**WHAT YOU HAVE TO DO**
Your task is to transcribe all of the data below exactly, omitting the images.
==== ENTRIES ====
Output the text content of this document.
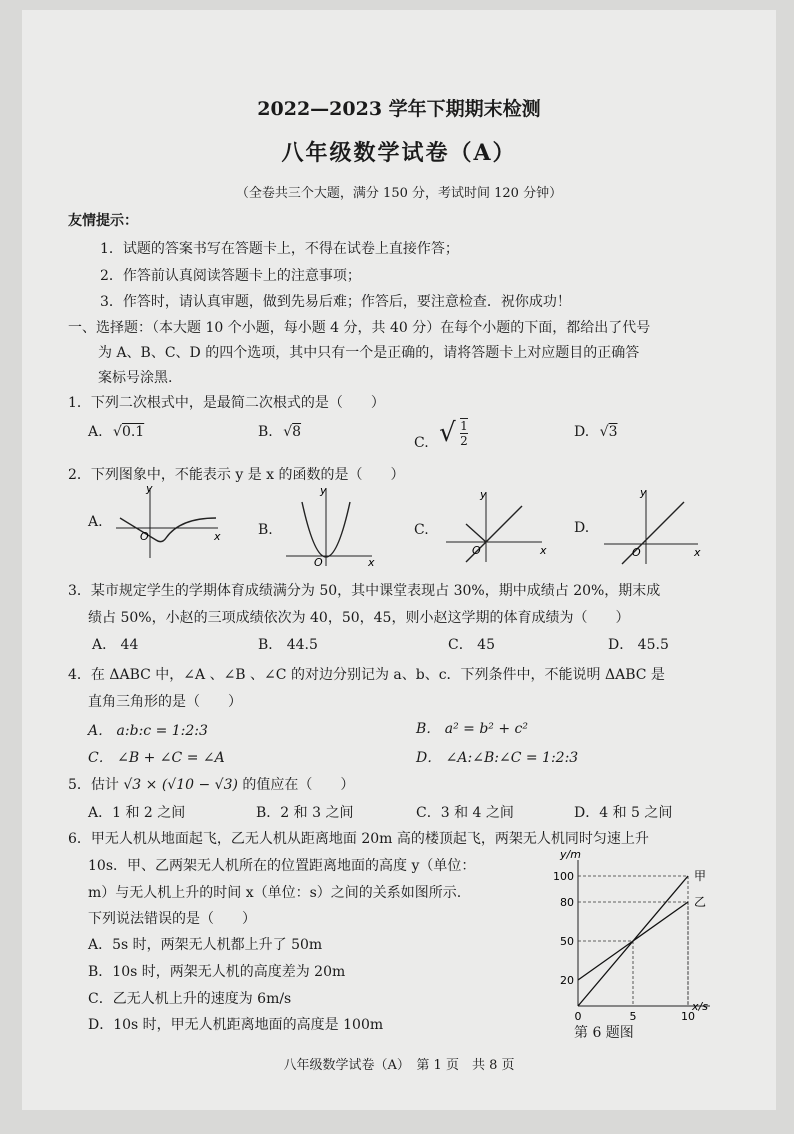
2022—2023 学年下期期末检测
八年级数学试卷（A）
（全卷共三个大题，满分 150 分，考试时间 120 分钟）
友情提示：
1．试题的答案书写在答题卡上，不得在试卷上直接作答；
2．作答前认真阅读答题卡上的注意事项；
3．作答时，请认真审题，做到先易后难；作答后，要注意检查．祝你成功！
一、选择题：（本大题 10 个小题，每小题 4 分，共 40 分）在每个小题的下面，都给出了代号
为 A、B、C、D 的四个选项，其中只有一个是正确的，请将答题卡上对应题目的正确答
案标号涂黑.
1．下列二次根式中，是最简二次根式的是（　　）
A. √0.1	B. √8
C. √ $\frac{1}{2}$	D. √3
2．下列图象中，不能表示 y 是 x 的函数的是（　　）
A.
y
x
O	B.
y
x
O
C.
y
x
O
D.
y
x
O
3．某市规定学生的学期体育成绩满分为 50，其中课堂表现占 30%，期中成绩占 20%，期末成
绩占 50%，小赵的三项成绩依次为 40，50，45，则小赵这学期的体育成绩为（　　）
A． 44	B． 44.5	C． 45	D． 45.5
4．在 ΔABC 中，∠A 、∠B 、∠C 的对边分别记为 a、b、c．下列条件中，不能说明 ΔABC 是
直角三角形的是（　　）
A． a:b:c = 1:2:3	B． a² = b² + c²
C． ∠B + ∠C = ∠A	D． ∠A:∠B:∠C = 1:2:3
5．估计 √3 × (√10 − √3) 的值应在（　　）
A．1 和 2 之间	B．2 和 3 之间	C．3 和 4 之间	D．4 和 5 之间
6．甲无人机从地面起飞，乙无人机从距离地面 20m 高的楼顶起飞，两架无人机同时匀速上升
10s．甲、乙两架无人机所在的位置距离地面的高度 y（单位：
m）与无人机上升的时间 x（单位：s）之间的关系如图所示.
下列说法错误的是（　　）
A．5s 时，两架无人机都上升了 50m
B．10s 时，两架无人机的高度差为 20m
C．乙无人机上升的速度为 6m/s
D．10s 时，甲无人机距离地面的高度是 100m
y/m
x/s
20
50
80
100
0	5	10
甲
乙
第 6 题图
八年级数学试卷（A）　第 1 页　共 8 页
====
**WRITTEN ANSWER**
Output the text content of this document.
2022—2023 学年下期期末检测
八年级数学试卷（A）
（全卷共三个大题，满分 150 分，考试时间 120 分钟）
友情提示：
1．试题的答案书写在答题卡上，不得在试卷上直接作答；
2．作答前认真阅读答题卡上的注意事项；
3．作答时，请认真审题，做到先易后难；作答后，要注意检查．祝你成功！
一、选择题：（本大题 10 个小题，每小题 4 分，共 40 分）在每个小题的下面，都给出了代号
为 A、B、C、D 的四个选项，其中只有一个是正确的，请将答题卡上对应题目的正确答
案标号涂黑.
1．下列二次根式中，是最简二次根式的是（　　）
A. √0.1	B. √8
C. √ $\frac{1}{2}$	D. √3
2．下列图象中，不能表示 y 是 x 的函数的是（　　）
A.
y
x
O	B.
y
x
O
C.
y
x
O
D.
y
x
O
3．某市规定学生的学期体育成绩满分为 50，其中课堂表现占 30%，期中成绩占 20%，期末成
绩占 50%，小赵的三项成绩依次为 40，50，45，则小赵这学期的体育成绩为（　　）
A． 44	B． 44.5	C． 45	D． 45.5
4．在 ΔABC 中，∠A 、∠B 、∠C 的对边分别记为 a、b、c．下列条件中，不能说明 ΔABC 是
直角三角形的是（　　）
A． a:b:c = 1:2:3	B． a² = b² + c²
C． ∠B + ∠C = ∠A	D． ∠A:∠B:∠C = 1:2:3
5．估计 √3 × (√10 − √3) 的值应在（　　）
A．1 和 2 之间	B．2 和 3 之间	C．3 和 4 之间	D．4 和 5 之间
6．甲无人机从地面起飞，乙无人机从距离地面 20m 高的楼顶起飞，两架无人机同时匀速上升
10s．甲、乙两架无人机所在的位置距离地面的高度 y（单位：
m）与无人机上升的时间 x（单位：s）之间的关系如图所示.
下列说法错误的是（　　）
A．5s 时，两架无人机都上升了 50m
B．10s 时，两架无人机的高度差为 20m
C．乙无人机上升的速度为 6m/s
D．10s 时，甲无人机距离地面的高度是 100m
y/m
x/s
20
50
80
100
0	5	10
甲
乙
第 6 题图
八年级数学试卷（A）　第 1 页　共 8 页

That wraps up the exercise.